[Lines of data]
-- -- --

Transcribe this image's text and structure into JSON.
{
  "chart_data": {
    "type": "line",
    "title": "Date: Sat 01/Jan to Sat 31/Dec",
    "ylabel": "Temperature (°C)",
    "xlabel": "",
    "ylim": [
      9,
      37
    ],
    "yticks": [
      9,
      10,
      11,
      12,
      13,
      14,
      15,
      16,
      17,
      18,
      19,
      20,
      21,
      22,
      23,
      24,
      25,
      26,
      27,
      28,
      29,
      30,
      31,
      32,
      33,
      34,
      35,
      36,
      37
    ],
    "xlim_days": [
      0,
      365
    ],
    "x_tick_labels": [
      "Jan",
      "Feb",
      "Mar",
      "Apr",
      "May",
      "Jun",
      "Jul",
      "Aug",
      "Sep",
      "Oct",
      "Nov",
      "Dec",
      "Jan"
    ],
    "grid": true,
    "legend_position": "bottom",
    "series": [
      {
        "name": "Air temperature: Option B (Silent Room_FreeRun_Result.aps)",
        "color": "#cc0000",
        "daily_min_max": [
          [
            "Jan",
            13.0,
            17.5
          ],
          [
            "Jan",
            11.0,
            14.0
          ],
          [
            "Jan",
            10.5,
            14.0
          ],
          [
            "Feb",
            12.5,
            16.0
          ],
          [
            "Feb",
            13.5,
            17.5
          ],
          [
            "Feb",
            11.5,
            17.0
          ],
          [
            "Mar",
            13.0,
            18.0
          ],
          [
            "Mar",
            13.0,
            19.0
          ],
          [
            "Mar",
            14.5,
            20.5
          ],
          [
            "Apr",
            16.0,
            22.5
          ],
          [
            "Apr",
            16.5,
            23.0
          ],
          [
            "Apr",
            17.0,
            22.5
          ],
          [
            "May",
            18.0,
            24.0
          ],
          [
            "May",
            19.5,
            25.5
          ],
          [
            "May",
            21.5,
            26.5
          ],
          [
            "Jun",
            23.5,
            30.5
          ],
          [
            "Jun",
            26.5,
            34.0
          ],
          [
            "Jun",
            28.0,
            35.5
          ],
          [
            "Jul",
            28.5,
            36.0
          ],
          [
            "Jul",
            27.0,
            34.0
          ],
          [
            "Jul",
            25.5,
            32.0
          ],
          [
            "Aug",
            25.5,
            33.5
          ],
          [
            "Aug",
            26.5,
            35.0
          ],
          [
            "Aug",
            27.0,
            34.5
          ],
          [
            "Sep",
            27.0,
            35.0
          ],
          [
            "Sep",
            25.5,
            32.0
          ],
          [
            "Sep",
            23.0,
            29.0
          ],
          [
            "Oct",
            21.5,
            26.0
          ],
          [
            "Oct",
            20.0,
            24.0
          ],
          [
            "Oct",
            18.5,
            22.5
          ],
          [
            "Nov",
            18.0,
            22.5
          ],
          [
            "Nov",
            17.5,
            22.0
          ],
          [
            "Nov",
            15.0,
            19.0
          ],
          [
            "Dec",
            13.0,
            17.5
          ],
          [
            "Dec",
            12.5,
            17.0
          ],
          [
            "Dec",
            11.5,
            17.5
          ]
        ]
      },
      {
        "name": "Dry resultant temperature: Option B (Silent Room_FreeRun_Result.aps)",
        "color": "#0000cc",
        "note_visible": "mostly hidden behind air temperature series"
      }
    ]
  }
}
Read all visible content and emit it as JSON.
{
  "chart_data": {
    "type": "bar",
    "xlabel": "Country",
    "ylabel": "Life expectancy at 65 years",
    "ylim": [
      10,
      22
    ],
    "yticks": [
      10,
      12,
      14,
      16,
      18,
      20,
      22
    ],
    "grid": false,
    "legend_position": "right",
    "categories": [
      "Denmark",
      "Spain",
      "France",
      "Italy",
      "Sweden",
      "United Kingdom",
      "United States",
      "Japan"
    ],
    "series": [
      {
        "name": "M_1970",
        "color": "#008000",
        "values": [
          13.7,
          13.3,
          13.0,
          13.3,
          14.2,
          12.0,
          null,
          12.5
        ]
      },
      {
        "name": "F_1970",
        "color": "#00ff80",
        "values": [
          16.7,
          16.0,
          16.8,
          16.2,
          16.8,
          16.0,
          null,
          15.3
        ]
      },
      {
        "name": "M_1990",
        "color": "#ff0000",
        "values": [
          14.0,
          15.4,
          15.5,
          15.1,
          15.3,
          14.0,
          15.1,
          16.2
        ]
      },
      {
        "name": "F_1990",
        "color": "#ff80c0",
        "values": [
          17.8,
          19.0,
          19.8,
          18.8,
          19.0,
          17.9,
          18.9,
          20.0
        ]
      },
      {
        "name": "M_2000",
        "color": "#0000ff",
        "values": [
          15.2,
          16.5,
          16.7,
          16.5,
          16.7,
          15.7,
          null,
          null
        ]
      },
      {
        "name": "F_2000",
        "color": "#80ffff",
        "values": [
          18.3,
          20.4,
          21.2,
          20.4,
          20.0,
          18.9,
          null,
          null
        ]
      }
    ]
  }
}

-- -- --

__DO THIS__
Wherever the string "Option" appears in the entries above, list that line.

__COMPLETED TASK__
        "name": "Air temperature: Option B (Silent Room_FreeRun_Result.aps)",
        "name": "Dry resultant temperature: Option B (Silent Room_FreeRun_Result.aps)",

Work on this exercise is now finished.